Exercise aim:
Wherever a line in the data below holds "this", copy that line.

[Stored data]
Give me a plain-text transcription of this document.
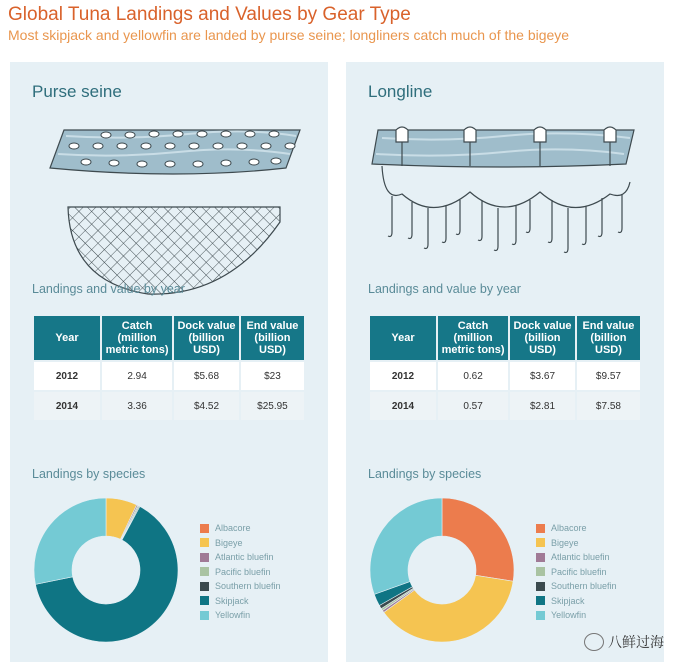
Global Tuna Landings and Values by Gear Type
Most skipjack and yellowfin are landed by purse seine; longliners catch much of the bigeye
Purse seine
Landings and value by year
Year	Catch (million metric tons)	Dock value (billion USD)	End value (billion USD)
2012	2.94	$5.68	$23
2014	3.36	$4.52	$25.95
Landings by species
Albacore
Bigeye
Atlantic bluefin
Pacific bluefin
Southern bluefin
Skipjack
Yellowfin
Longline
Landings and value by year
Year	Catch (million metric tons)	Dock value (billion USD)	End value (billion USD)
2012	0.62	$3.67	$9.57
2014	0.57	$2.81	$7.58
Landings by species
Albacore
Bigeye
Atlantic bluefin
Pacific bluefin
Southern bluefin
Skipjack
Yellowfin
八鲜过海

--

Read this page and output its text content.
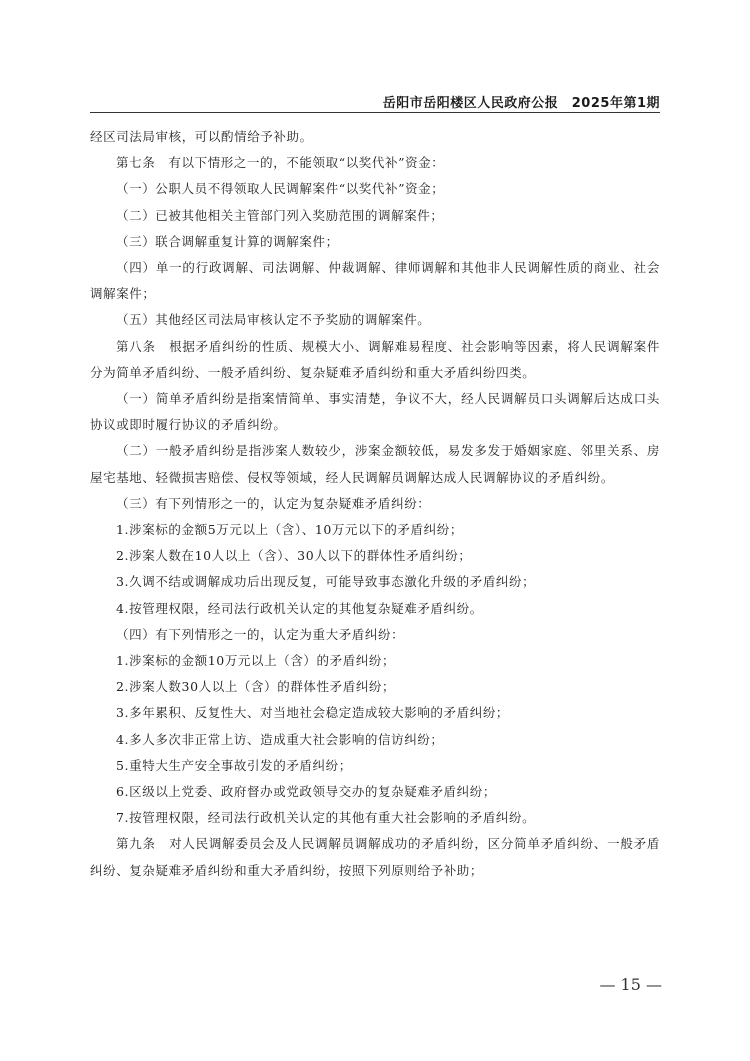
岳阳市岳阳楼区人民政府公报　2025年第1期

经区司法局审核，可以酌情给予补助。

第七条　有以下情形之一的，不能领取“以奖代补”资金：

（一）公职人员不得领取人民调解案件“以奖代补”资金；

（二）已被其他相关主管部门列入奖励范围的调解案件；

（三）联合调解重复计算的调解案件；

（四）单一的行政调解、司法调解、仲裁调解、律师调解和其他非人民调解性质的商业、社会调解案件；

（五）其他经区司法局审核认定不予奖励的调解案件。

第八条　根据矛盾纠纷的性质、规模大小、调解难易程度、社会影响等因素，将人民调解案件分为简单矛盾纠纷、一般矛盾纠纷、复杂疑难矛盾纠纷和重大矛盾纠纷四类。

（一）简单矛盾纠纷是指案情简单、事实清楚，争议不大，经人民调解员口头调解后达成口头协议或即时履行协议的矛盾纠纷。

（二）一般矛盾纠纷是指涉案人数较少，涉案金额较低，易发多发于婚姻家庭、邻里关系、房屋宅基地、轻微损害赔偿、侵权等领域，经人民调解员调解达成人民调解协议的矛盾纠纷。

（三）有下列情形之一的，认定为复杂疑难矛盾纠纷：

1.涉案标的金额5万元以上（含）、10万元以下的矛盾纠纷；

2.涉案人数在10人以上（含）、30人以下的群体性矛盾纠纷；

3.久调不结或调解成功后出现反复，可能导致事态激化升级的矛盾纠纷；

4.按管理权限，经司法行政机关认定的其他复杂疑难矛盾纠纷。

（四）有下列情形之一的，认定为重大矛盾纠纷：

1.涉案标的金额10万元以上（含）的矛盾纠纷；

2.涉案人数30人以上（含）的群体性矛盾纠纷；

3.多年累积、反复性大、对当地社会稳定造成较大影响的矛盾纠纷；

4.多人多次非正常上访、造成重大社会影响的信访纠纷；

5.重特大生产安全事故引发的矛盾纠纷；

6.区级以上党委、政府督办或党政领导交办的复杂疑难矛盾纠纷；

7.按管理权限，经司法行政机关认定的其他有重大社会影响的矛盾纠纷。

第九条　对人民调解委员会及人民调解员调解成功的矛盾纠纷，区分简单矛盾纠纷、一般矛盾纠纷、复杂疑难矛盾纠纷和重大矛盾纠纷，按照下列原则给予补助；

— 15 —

--

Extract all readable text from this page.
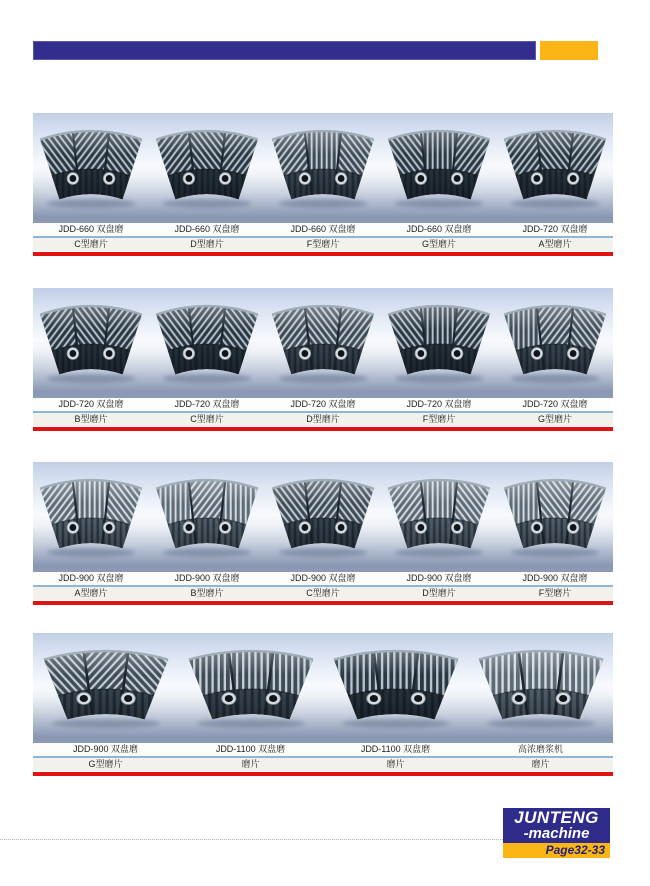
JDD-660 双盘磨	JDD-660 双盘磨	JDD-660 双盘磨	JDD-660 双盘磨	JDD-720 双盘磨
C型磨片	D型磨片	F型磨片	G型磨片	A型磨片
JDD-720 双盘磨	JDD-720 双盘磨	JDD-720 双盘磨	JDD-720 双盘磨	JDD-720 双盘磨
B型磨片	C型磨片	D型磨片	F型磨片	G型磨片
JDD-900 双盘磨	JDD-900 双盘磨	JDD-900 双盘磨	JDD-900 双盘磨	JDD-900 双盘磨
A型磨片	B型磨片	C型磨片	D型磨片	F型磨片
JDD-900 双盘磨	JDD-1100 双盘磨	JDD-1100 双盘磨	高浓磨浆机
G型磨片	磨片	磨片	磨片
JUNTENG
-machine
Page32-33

The completed task:
Give me a plain-text transcription of this document.
Read this page and output its text content.
Extract all readable text from this page.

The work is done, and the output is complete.